• **Problem statement**: Reproduce word for word the entries from the very first line through the line that contains "dcf-header[interactable]: Discount Cash", with both ends included.

• **Data listing**:

** BEGIN **

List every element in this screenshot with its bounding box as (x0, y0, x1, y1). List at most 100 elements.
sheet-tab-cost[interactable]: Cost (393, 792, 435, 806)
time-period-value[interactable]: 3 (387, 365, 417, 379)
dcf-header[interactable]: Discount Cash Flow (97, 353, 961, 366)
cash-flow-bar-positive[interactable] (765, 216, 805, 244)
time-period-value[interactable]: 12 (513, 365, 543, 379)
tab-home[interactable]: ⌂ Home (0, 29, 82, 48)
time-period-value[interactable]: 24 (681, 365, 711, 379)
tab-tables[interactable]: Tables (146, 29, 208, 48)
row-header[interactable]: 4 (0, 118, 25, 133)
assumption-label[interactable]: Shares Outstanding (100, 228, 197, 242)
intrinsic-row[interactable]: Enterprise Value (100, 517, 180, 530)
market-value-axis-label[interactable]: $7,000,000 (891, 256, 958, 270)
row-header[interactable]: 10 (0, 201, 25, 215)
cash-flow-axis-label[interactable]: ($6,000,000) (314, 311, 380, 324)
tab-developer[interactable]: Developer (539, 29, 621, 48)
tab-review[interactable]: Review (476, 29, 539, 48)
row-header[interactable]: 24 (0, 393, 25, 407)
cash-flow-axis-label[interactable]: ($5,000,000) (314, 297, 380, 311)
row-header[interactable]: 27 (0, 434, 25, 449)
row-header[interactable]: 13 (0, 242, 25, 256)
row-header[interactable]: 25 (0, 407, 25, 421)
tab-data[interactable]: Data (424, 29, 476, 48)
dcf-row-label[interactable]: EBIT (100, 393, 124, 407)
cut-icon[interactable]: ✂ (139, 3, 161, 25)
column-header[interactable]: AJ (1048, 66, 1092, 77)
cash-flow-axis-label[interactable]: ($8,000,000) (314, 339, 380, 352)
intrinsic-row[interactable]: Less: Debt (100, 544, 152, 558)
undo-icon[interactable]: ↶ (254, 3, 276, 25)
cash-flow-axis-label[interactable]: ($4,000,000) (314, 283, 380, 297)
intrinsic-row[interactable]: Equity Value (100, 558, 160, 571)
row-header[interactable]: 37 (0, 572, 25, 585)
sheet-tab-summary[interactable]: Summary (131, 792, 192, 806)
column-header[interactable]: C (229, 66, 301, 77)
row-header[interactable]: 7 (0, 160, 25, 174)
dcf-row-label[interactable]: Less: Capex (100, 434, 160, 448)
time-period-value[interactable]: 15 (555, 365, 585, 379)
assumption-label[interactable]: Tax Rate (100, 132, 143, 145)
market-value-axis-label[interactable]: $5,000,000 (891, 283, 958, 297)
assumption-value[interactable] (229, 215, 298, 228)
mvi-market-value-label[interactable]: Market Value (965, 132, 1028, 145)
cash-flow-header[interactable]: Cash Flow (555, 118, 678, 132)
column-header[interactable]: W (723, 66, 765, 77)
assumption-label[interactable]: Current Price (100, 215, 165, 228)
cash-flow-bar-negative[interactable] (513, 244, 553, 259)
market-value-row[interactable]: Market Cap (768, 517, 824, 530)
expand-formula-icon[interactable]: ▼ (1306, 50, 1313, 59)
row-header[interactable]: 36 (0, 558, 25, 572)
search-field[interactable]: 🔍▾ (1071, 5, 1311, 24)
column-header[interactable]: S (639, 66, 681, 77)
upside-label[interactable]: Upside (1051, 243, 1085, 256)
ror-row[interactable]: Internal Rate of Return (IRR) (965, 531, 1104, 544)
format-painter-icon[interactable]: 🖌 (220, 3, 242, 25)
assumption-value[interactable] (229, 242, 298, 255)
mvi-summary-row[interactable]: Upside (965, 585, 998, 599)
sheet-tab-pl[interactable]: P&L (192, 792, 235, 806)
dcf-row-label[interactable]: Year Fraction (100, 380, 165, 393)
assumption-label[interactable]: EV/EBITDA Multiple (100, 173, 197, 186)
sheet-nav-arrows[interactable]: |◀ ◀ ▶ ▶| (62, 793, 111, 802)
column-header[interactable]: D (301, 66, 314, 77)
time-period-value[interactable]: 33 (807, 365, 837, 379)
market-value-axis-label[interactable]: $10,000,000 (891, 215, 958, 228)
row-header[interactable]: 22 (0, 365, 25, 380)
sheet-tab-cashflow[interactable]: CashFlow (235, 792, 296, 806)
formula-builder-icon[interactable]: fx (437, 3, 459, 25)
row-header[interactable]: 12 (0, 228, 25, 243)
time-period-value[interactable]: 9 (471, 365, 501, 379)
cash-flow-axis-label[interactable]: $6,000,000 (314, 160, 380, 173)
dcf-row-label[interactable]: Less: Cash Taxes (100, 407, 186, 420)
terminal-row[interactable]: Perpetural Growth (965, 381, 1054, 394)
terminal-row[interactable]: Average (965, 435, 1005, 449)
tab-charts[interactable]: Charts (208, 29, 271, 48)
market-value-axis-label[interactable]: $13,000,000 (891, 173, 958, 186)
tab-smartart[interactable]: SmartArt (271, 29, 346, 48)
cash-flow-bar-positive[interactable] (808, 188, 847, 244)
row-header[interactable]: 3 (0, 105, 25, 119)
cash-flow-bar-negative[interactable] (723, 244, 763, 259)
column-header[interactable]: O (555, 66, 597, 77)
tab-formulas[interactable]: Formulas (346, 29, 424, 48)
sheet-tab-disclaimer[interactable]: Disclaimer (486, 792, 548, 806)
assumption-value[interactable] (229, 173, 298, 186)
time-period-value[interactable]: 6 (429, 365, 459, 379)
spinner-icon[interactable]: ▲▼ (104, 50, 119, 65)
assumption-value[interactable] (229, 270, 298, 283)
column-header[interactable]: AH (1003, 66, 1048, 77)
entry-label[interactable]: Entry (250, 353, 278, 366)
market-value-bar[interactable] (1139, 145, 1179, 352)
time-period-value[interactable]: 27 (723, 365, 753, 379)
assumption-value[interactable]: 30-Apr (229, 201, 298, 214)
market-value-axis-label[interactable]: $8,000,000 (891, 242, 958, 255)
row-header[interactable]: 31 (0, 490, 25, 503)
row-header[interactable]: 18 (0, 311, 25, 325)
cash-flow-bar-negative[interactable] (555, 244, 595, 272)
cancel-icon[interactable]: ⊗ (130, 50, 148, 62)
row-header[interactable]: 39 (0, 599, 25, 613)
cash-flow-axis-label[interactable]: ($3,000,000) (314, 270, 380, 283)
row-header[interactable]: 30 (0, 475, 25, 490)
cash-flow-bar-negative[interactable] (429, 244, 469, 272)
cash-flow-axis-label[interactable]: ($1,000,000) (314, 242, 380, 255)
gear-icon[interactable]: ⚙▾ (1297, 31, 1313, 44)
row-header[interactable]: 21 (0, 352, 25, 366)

** END **

• **Exercise answer**:
List every element in this screenshot with its bounding box as (x0, y0, x1, y1). List at most 100 elements.
sheet-tab-cost[interactable]: Cost (393, 792, 435, 806)
time-period-value[interactable]: 3 (387, 365, 417, 379)
dcf-header[interactable]: Discount Cash Flow (97, 353, 961, 366)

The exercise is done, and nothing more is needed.